-- START DATA ENTRIES --

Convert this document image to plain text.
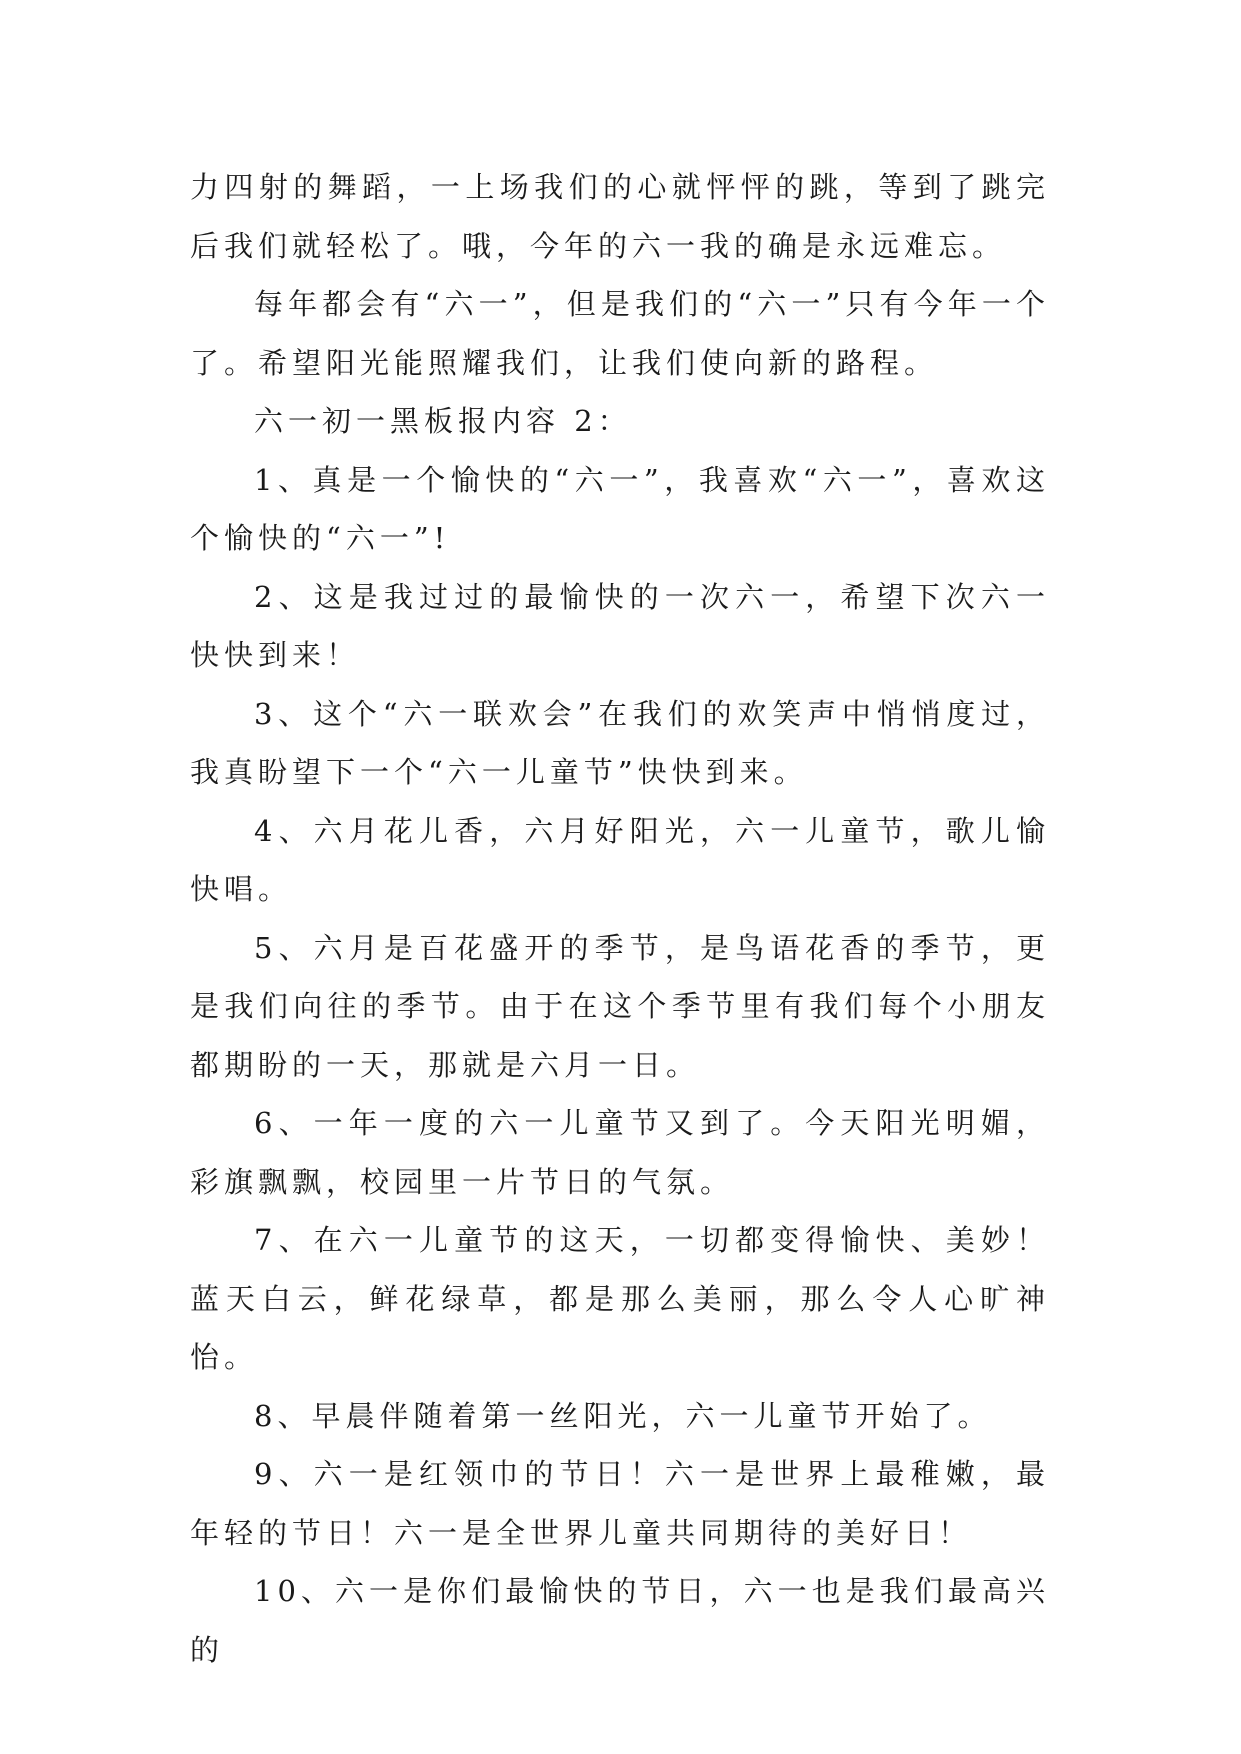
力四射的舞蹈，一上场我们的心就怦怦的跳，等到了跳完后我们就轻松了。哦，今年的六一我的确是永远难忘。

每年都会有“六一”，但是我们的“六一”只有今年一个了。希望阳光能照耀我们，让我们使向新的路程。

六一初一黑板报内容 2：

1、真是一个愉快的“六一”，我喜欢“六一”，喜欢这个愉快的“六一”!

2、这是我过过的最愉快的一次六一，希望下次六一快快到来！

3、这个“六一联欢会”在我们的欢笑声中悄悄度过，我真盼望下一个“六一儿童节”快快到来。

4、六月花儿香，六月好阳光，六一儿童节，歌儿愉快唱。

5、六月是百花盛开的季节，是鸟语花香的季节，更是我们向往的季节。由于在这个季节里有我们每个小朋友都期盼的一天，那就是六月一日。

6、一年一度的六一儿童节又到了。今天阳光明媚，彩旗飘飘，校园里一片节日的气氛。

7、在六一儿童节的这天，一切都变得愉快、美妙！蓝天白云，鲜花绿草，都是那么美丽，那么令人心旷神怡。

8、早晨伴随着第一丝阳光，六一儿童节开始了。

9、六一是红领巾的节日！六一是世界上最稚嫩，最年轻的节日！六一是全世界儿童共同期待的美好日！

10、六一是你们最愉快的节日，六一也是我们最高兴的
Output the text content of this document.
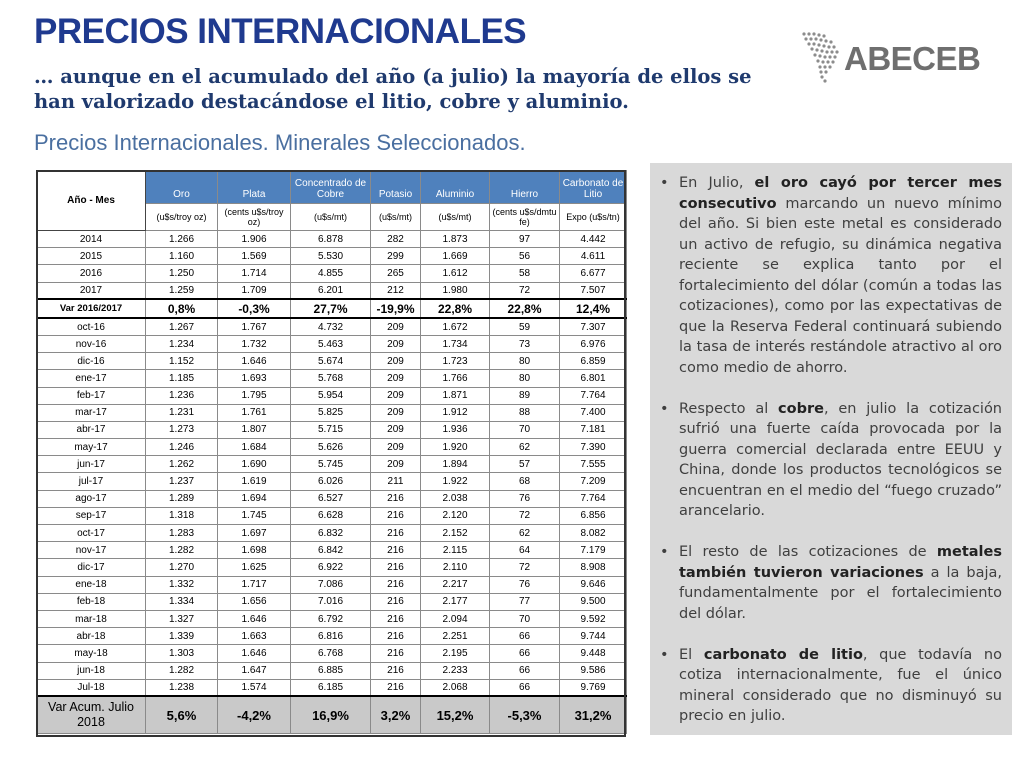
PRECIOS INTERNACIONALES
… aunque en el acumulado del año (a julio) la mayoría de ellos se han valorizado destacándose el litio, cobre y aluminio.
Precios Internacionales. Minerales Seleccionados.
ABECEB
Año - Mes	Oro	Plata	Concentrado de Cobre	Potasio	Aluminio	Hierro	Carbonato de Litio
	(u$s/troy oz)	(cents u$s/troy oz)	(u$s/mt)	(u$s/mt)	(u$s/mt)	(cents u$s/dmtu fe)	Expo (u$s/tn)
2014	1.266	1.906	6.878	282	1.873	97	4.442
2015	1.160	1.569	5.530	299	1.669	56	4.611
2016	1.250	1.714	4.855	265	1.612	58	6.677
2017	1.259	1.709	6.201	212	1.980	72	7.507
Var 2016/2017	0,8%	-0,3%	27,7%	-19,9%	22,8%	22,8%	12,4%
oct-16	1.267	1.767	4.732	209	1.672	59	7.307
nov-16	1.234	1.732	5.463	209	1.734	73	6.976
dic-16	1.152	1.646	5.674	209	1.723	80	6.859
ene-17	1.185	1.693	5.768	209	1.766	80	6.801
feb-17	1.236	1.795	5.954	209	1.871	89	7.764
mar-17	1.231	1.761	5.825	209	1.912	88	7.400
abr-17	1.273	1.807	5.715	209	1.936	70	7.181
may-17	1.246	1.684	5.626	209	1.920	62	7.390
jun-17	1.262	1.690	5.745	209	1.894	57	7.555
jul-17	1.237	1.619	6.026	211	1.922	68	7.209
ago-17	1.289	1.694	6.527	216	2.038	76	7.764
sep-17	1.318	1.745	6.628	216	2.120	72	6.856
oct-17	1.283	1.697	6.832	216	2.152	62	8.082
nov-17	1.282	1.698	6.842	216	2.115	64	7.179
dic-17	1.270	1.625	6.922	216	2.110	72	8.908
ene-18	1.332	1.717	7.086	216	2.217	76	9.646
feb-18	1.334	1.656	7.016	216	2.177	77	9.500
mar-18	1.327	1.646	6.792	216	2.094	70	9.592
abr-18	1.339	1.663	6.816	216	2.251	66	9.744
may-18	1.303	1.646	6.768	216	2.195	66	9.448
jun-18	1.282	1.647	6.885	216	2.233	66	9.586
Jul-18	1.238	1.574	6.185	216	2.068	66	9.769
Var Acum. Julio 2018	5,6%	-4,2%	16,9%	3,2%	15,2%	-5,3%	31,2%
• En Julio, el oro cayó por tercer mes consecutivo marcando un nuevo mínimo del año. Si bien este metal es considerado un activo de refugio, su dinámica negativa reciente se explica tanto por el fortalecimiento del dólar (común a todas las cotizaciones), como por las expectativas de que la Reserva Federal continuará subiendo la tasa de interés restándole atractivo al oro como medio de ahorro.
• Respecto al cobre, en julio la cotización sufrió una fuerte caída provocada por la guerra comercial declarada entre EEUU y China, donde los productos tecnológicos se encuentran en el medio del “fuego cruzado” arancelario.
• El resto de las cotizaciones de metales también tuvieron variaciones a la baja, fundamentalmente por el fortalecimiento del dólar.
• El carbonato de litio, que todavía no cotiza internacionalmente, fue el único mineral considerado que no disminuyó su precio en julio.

-- END DATA ENTRIES --

(WHAT YOU SHOULD DO)
List the lines that contain the word "text".

(TASK RESULT)
Convert this document image to plain text.
Output the text content of this document.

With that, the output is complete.